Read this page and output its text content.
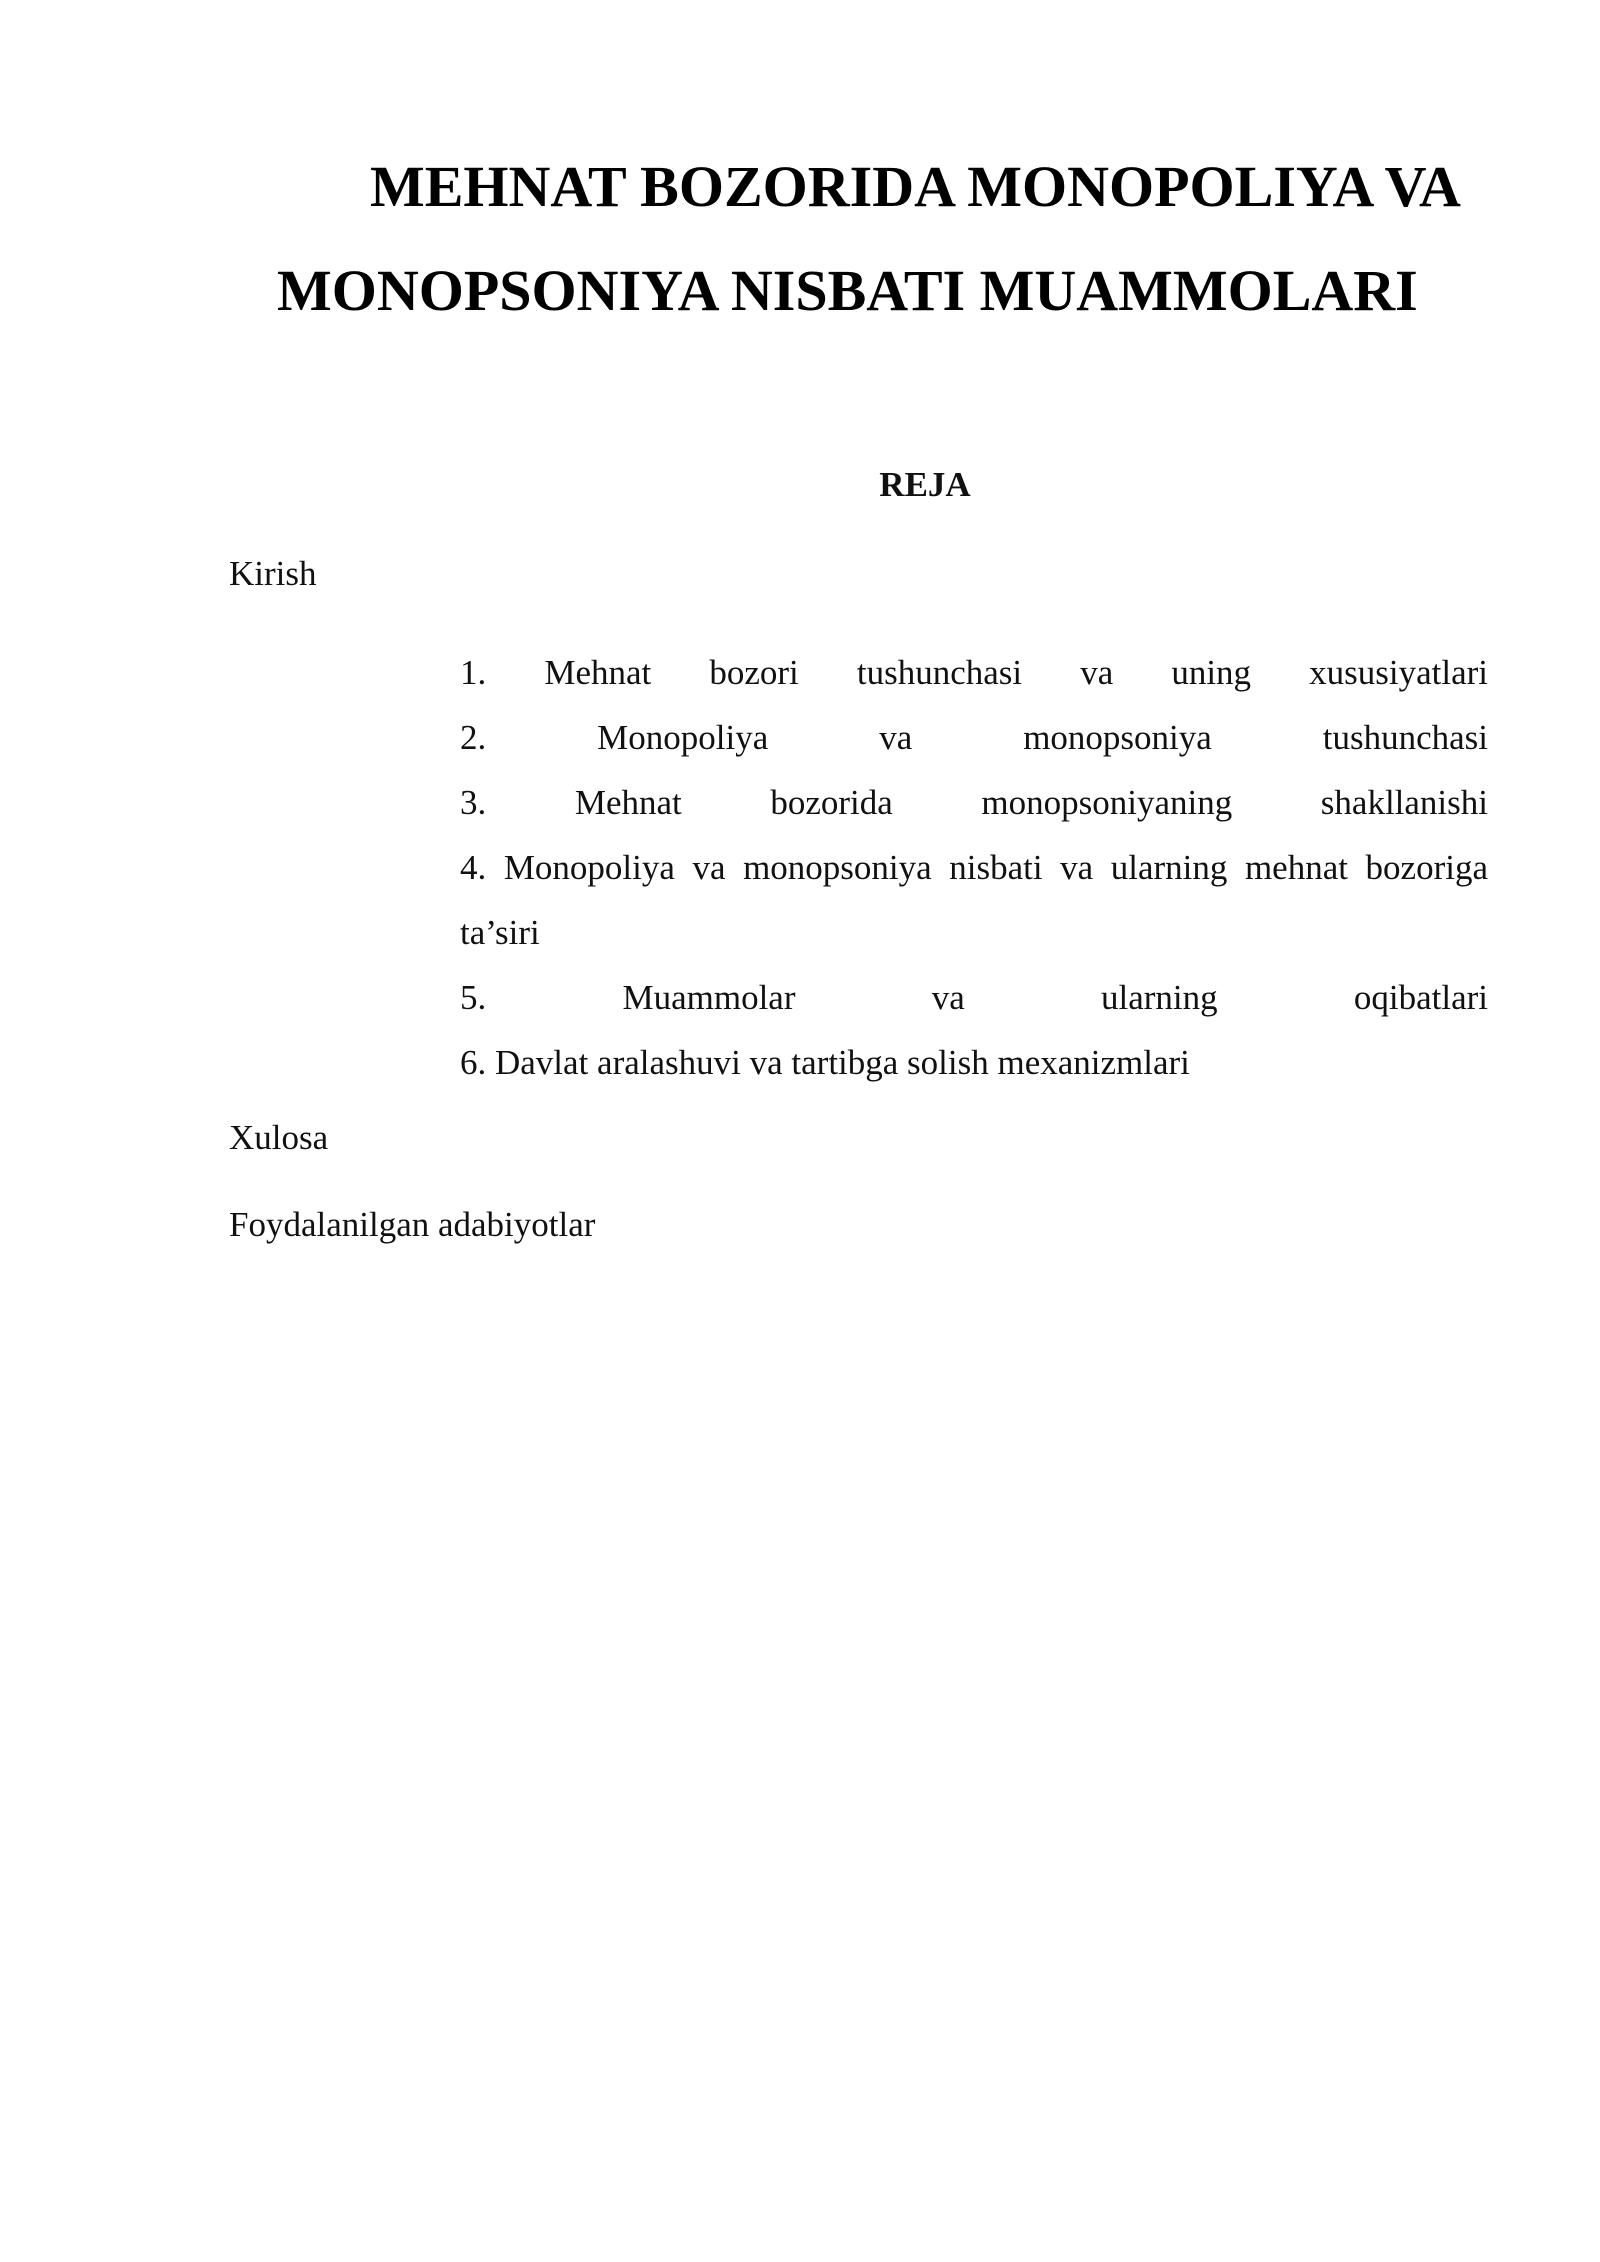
MEHNAT BOZORIDA MONOPOLIYA VA
MONOPSONIYA NISBATI MUAMMOLARI
REJA
Kirish
1. Mehnat bozori tushunchasi va uning xususiyatlari
2. Monopoliya va monopsoniya tushunchasi
3. Mehnat bozorida monopsoniyaning shakllanishi
4. Monopoliya va monopsoniya nisbati va ularning mehnat bozoriga ta’siri
5. Muammolar va ularning oqibatlari
6. Davlat aralashuvi va tartibga solish mexanizmlari
Xulosa
Foydalanilgan adabiyotlar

□ □ □ □ □

## Task requirements
Go through the listing above and write it all out exactly, leaving out any picture.

## Expected answer
Read this page and output its text content.
MEHNAT BOZORIDA MONOPOLIYA VA
MONOPSONIYA NISBATI MUAMMOLARI
REJA
Kirish
1. Mehnat bozori tushunchasi va uning xususiyatlari
2. Monopoliya va monopsoniya tushunchasi
3. Mehnat bozorida monopsoniyaning shakllanishi
4. Monopoliya va monopsoniya nisbati va ularning mehnat bozoriga ta’siri
5. Muammolar va ularning oqibatlari
6. Davlat aralashuvi va tartibga solish mexanizmlari
Xulosa
Foydalanilgan adabiyotlar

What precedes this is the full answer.